[Stored entries]

- - -

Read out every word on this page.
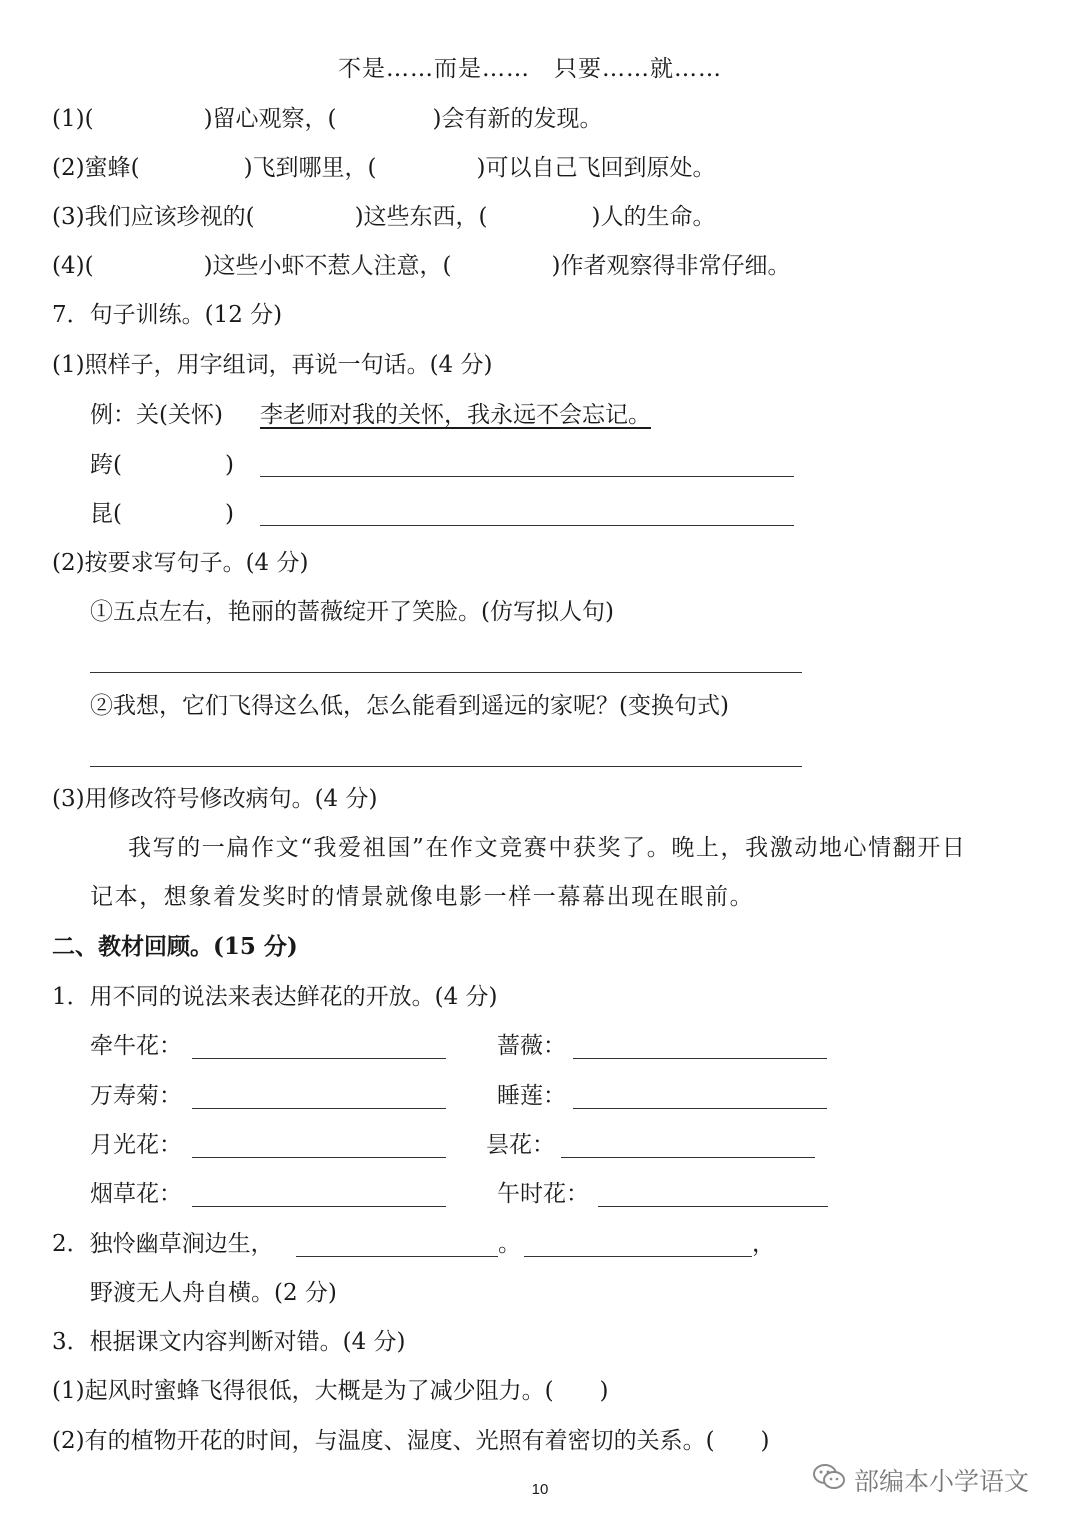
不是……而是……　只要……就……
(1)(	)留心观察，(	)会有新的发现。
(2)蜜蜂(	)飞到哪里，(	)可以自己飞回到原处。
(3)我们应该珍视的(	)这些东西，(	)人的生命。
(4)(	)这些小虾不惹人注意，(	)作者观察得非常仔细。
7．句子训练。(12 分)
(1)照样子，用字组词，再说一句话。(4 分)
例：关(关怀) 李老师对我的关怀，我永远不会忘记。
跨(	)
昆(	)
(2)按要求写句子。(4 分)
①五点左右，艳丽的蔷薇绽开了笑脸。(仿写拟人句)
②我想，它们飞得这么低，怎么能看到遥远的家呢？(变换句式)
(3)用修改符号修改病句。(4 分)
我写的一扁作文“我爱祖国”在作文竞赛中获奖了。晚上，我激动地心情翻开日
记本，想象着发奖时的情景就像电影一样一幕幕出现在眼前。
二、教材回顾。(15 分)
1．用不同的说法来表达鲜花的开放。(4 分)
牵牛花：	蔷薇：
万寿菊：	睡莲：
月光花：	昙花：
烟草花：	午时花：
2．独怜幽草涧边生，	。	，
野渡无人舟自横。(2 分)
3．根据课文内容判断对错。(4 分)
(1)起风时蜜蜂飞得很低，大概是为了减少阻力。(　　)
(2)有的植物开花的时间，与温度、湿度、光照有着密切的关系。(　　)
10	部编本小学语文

- - -

## Exercise description
Copy out the records above in full, exactly as written, but not the pictures.

## Exercise result
Read out every word on this page.
不是……而是……　只要……就……
(1)(	)留心观察，(	)会有新的发现。
(2)蜜蜂(	)飞到哪里，(	)可以自己飞回到原处。
(3)我们应该珍视的(	)这些东西，(	)人的生命。
(4)(	)这些小虾不惹人注意，(	)作者观察得非常仔细。
7．句子训练。(12 分)
(1)照样子，用字组词，再说一句话。(4 分)
例：关(关怀) 李老师对我的关怀，我永远不会忘记。
跨(	)
昆(	)
(2)按要求写句子。(4 分)
①五点左右，艳丽的蔷薇绽开了笑脸。(仿写拟人句)
②我想，它们飞得这么低，怎么能看到遥远的家呢？(变换句式)
(3)用修改符号修改病句。(4 分)
我写的一扁作文“我爱祖国”在作文竞赛中获奖了。晚上，我激动地心情翻开日
记本，想象着发奖时的情景就像电影一样一幕幕出现在眼前。
二、教材回顾。(15 分)
1．用不同的说法来表达鲜花的开放。(4 分)
牵牛花：	蔷薇：
万寿菊：	睡莲：
月光花：	昙花：
烟草花：	午时花：
2．独怜幽草涧边生，	。	，
野渡无人舟自横。(2 分)
3．根据课文内容判断对错。(4 分)
(1)起风时蜜蜂飞得很低，大概是为了减少阻力。(　　)
(2)有的植物开花的时间，与温度、湿度、光照有着密切的关系。(　　)
10	部编本小学语文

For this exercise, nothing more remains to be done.